FRAGMENTO DEL DOCUMENTO -
Obispo compañero y amigo de sus hermanos religiosos o seglares, permitió que los habitantes de esas tierras tuvieran la experiencia de una manera diferente de ser cristianos. Insistía en que la responsabilidad no era solo catequizar o repartir sacramentos, sino descubrir las semillas del Reino presentes en los otros, en sus culturas o en sus modos de vivir, y desde ellas sostener un compromiso por la justicia y el bienestar de todos. No solo buscaba anunciar la dignidad de los hijos de Dios; también denunciaba las injusticias contra ellos. Su misión jamás significó imponer una doctrina o normas —tal como solía decir, “a los 3000 m el derecho canónigo se apuna”—, sino que daba testimonio de justicia, solidaridad y hermandad respetando las diferencias.
Bajo el pastoreo de Pedro y hermanos claretianos españoles, muchos aprendimos que es posible otra Iglesia, diferente de aquella encerrada en sí misma, que ignora o expulsa a quienes la cuestionan o que es manejada por algunos que, creyéndose superiores, hablan o deciden por todos. Aprendimos que cualquier persona sencilla necesita reflexionar sobre sus problemas familiares y sociales a la luz del evangelio y vivir lo transformador que pueden ser las pequeñas comunidades que comparten el pan y trabajan por los otros. Así, no hay obstáculos, distancias ni fronteras para lograr el buen vivir.
Hoy, en la diócesis de Humahuaca, cambiaron los tiempos y las condiciones. No solo de la realidad social, sino fundamentalmente de la cercanía y el modo en que se hace presente la Iglesia. Aunque muchos lo sienten y lamentan, difícilmente lo puedan expresar pública y colectivamente. Así lo vive Pedro, pero su cuerpo y salud le hacen saber que no puede ni le corresponde seguir por estas tierras. Y como siempre, junto a sus hermanos de misión, en una difícil y reflexionada decisión han decidido volver a su tierra natal.
El Pastor, al igual que sus compañeros, siempre estará impregnado del olor de sus ovejas, y ellas seguirán rumiando sus enseñanzas y sintiendo su ausencia. En cada lugarcito y comunidad de las tierras altas, hay personas que sobresalen por su compromiso y servicio a sus hermanos, por animar a todos a unirse y trabajar organizadamente sin divisiones para superar las infinitas carencias y necesidades. Ellos defienden a la madre tierra y los valores andinos ante los intereses mercantilistas, y priorizando tozudamente a los más débiles y sin medir costos o sacrificios estarán presentes en todo reclamo contra violencias e injusticias. Seguramente son los viejos animadores de la comunidad e incluso sus hijos quienes convocan a celebrar la palabra de Dios en la soledad y olvido de estas tierras lejanas. Son ellos, precisamente, quienes más lamentarán su partida.

EXTRACTO DE DATOS -
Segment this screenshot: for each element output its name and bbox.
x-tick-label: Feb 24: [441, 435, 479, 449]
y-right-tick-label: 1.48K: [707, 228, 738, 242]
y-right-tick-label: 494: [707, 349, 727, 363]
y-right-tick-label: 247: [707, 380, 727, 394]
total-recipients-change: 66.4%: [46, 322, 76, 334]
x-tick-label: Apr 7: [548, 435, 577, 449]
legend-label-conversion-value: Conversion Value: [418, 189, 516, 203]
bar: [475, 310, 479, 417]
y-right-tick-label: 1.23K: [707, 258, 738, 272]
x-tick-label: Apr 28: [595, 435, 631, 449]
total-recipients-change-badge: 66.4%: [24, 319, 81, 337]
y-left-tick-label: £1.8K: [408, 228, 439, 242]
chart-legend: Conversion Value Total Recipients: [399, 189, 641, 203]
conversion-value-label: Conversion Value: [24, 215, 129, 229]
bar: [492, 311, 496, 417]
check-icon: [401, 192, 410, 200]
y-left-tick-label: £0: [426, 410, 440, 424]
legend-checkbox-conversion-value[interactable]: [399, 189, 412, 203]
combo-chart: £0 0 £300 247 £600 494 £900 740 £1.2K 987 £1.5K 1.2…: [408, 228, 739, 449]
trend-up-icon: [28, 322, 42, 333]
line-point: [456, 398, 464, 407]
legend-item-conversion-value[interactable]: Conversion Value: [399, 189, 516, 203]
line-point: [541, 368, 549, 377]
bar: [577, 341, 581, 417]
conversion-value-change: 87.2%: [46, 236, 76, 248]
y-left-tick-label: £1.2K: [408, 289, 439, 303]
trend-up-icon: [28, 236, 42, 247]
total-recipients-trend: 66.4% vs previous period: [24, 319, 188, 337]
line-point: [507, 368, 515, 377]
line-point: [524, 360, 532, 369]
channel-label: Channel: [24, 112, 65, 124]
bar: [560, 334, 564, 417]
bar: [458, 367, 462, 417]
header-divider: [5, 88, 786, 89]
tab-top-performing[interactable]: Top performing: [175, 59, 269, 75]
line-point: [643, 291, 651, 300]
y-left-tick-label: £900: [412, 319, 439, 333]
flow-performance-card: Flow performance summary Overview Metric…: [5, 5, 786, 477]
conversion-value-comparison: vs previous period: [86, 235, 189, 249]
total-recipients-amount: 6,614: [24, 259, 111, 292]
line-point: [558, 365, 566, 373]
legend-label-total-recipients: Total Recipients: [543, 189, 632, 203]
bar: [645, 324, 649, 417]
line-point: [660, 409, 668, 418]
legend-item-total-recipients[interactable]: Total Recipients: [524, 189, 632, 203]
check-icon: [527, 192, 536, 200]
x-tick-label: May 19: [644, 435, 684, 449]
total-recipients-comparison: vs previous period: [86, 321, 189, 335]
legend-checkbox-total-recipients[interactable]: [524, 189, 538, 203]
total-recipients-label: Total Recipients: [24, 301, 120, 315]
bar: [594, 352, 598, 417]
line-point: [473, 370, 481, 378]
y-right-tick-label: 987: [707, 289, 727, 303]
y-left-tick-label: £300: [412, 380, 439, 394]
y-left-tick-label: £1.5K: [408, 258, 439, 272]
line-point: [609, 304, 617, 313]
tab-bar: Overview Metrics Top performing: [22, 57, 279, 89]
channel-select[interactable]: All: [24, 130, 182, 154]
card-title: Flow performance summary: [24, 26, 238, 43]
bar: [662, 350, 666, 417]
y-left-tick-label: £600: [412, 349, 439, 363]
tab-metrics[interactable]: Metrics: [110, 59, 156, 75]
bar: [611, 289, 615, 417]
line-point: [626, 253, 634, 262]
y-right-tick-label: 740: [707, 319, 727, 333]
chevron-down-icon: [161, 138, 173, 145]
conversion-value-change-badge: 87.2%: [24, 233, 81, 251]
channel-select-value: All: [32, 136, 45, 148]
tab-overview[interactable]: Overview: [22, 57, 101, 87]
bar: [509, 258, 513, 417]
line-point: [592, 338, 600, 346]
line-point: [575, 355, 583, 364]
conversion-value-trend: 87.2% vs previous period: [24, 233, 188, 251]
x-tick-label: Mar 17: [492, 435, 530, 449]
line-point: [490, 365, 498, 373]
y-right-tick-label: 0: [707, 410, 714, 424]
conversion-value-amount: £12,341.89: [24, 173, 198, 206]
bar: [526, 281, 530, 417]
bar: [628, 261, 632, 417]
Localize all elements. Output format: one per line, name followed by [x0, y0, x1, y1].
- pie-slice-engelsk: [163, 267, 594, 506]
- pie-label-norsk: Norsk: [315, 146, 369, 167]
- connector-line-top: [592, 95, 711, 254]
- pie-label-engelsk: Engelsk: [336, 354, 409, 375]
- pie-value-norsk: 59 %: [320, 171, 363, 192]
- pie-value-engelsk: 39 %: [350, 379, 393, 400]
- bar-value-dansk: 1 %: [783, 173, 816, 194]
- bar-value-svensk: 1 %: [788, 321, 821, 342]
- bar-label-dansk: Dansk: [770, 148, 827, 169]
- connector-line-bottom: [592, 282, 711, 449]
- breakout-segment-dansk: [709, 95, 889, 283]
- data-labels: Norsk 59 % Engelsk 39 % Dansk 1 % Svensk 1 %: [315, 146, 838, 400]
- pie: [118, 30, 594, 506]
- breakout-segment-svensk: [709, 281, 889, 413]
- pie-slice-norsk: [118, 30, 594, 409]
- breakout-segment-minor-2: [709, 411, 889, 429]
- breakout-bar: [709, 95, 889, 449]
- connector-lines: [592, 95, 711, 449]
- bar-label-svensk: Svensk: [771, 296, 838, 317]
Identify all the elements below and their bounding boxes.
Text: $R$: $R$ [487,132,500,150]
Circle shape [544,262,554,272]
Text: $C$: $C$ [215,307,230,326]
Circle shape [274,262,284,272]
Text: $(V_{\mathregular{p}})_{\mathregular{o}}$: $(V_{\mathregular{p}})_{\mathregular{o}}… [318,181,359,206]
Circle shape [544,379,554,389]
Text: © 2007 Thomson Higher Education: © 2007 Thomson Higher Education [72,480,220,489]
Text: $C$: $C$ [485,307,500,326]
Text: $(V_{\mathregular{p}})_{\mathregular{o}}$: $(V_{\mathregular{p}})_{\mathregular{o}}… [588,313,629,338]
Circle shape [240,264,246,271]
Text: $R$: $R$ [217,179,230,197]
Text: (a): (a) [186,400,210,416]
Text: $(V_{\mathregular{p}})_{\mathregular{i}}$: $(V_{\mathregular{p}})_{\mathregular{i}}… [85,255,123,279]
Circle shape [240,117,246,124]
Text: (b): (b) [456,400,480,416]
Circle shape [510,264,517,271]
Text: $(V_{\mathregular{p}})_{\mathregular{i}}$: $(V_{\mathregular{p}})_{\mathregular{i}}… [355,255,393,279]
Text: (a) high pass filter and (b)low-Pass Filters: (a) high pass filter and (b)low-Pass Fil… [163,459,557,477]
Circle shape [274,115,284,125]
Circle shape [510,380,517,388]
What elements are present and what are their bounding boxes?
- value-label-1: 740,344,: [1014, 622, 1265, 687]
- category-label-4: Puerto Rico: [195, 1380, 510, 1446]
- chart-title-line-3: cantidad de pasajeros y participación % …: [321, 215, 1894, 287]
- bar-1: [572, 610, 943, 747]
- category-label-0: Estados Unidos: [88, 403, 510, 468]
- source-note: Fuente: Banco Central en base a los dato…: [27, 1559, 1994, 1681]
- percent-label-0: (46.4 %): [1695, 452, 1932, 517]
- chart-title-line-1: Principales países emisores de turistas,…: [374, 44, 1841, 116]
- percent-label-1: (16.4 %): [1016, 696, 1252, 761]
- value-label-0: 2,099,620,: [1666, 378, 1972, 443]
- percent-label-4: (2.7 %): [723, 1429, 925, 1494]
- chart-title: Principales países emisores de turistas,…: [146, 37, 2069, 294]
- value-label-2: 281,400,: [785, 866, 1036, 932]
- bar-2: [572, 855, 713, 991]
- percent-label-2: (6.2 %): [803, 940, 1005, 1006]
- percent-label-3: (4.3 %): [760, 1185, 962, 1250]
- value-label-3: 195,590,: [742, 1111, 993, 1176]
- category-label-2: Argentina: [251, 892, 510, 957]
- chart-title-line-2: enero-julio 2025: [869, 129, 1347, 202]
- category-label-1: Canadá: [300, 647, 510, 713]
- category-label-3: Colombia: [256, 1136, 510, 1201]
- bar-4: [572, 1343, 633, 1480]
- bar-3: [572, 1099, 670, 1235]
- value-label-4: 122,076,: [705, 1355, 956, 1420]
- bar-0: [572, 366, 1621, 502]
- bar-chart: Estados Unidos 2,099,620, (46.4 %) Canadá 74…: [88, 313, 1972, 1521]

QUÉ HARÁS - Enumera los valores de los que, según el fragmento, daba testimonio la misión del obispo. Las filas provienen de una fuente distinta a la del fragmento.

RESULTADO DEL EJERCICIO - Justicia, solidaridad y hermandad.